[Figure content listings]
____
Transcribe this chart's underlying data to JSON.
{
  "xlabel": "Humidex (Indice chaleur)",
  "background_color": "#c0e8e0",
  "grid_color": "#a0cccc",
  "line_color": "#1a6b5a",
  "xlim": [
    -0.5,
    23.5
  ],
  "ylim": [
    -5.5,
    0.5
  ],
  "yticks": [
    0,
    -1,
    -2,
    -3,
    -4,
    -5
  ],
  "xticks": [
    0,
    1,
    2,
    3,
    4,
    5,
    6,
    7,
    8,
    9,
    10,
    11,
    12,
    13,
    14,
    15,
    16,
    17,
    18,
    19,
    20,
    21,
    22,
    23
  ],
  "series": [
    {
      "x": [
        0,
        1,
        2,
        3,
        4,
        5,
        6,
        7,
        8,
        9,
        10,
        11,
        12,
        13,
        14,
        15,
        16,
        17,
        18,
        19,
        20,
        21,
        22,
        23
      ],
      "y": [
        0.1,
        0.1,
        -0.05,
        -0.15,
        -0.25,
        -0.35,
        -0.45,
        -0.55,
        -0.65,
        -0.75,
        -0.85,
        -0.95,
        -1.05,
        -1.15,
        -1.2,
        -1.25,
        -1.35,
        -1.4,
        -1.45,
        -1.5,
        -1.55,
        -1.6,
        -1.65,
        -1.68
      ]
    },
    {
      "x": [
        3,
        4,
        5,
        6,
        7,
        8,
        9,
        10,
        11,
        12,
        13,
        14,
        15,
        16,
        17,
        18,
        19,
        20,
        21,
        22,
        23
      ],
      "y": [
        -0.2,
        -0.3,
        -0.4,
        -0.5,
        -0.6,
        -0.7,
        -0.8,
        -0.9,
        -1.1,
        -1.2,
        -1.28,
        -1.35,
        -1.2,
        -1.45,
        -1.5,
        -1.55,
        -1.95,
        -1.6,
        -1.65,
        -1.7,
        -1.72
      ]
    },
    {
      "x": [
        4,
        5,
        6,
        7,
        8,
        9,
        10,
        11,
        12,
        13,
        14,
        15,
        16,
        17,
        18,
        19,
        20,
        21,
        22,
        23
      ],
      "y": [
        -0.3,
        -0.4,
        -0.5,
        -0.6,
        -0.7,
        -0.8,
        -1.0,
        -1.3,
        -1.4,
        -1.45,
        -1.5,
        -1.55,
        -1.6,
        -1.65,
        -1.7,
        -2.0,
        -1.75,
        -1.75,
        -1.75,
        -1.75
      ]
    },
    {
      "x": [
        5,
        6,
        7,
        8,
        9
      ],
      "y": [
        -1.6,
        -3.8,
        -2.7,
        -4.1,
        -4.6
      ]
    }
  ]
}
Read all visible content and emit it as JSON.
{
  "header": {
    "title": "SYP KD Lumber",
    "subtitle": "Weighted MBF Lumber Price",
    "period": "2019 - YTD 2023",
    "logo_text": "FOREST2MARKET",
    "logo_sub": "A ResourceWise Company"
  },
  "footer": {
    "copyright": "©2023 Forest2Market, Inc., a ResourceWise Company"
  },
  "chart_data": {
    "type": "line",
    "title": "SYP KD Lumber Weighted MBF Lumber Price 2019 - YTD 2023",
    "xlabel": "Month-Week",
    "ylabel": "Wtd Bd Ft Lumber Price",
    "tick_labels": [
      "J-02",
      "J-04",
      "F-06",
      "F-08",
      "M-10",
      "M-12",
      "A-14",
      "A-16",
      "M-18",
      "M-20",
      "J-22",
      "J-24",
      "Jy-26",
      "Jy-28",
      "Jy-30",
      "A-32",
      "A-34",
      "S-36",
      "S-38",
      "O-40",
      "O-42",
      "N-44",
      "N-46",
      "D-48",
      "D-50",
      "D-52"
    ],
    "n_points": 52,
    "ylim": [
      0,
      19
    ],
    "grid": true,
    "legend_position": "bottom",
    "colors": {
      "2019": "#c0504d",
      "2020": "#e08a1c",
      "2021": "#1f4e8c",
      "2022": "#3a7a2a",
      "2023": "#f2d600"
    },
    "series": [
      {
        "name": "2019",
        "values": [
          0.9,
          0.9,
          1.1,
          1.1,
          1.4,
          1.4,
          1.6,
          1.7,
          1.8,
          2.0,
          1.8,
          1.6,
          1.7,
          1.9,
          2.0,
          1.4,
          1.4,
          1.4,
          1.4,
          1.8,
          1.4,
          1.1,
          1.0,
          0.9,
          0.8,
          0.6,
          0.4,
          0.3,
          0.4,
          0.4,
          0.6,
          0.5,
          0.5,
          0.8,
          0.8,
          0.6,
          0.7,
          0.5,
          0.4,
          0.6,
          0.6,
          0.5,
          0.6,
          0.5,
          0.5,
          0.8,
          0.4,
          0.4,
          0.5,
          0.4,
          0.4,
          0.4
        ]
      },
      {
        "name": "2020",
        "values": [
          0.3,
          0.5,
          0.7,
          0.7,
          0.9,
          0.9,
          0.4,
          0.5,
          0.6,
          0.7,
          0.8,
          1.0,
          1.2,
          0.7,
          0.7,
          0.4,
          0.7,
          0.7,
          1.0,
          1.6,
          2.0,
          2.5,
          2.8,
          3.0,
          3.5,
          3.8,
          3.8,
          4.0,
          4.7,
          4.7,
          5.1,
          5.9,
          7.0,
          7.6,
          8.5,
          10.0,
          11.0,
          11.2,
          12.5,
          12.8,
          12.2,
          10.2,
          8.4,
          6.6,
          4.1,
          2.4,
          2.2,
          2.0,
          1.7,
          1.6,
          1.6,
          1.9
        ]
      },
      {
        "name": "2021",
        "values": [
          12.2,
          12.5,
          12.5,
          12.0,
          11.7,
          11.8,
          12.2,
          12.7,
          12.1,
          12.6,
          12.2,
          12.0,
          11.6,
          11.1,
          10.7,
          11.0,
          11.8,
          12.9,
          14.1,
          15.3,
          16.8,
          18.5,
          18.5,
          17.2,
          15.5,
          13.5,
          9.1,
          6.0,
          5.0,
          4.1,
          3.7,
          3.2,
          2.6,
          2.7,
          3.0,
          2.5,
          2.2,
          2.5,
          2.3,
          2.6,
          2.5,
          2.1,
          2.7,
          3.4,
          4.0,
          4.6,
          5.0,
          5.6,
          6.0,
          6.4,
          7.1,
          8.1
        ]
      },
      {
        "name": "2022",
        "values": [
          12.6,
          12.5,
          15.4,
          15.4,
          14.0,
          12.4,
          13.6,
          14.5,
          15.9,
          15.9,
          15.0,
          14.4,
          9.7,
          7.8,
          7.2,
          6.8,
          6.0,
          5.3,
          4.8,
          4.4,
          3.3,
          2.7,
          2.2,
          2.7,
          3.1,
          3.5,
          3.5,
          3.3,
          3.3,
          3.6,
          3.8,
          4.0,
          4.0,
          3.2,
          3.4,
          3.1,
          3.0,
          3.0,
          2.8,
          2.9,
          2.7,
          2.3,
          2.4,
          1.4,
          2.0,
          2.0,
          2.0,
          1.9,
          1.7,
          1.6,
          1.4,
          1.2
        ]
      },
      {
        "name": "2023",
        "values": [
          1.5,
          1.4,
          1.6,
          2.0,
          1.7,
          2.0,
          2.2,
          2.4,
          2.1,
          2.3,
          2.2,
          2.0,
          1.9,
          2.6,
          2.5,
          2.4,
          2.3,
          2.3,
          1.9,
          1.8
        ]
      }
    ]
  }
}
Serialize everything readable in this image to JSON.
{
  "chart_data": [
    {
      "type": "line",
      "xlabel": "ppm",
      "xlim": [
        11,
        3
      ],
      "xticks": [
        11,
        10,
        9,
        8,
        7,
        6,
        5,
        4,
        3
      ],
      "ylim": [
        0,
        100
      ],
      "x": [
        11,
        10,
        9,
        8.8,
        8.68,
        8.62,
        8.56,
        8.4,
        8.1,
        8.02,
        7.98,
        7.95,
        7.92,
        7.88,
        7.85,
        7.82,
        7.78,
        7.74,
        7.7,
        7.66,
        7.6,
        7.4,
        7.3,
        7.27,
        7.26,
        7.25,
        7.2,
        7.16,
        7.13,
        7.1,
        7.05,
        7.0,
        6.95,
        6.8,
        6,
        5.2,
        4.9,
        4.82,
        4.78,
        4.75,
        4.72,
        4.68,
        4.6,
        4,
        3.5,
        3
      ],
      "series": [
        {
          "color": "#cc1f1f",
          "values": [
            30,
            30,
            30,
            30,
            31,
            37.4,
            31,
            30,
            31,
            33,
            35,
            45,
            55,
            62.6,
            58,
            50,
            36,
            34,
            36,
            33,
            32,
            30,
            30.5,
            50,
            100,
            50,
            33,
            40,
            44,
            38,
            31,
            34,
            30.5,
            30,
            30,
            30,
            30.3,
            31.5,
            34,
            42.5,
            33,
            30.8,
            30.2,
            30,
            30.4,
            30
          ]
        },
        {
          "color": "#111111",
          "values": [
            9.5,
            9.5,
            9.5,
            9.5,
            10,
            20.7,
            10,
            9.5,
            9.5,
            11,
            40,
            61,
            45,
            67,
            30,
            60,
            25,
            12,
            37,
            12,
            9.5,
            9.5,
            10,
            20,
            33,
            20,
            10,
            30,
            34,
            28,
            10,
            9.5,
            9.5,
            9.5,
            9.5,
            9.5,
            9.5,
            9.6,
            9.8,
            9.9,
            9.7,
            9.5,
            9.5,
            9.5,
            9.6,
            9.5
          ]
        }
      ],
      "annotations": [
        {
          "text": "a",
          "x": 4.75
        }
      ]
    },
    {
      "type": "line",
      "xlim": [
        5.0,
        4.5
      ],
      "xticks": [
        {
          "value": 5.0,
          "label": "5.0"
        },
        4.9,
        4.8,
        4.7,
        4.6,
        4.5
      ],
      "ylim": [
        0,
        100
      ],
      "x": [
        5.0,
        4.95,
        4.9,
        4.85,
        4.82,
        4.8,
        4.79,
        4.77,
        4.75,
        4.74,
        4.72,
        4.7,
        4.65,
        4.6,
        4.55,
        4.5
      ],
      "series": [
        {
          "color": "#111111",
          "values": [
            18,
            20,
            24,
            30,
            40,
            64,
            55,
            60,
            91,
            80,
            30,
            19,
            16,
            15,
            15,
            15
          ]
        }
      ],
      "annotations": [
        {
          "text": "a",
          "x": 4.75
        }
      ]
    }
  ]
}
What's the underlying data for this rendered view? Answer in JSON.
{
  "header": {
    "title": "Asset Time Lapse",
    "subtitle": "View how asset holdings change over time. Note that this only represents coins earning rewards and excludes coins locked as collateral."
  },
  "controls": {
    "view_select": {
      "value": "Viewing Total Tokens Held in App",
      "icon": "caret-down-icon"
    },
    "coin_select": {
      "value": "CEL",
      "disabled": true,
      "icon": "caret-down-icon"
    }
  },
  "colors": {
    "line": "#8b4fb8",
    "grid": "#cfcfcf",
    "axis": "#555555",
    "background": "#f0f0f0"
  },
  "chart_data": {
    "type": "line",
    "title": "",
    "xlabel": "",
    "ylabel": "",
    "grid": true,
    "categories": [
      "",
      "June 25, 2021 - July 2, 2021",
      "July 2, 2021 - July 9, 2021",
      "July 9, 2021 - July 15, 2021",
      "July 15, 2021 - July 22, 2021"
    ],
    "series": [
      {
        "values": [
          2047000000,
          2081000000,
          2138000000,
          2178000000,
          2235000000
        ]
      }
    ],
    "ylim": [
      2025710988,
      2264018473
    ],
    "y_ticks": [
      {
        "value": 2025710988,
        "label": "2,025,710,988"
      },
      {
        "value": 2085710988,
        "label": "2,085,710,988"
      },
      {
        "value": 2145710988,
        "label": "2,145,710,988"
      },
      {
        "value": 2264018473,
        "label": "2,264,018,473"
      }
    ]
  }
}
____
(BRIEF):
Find the string "ylabel" in the entries above and return each line that holds it.

(FINAL ANSWER):
    "ylabel": "Wtd Bd Ft Lumber Price",
    "ylabel": "",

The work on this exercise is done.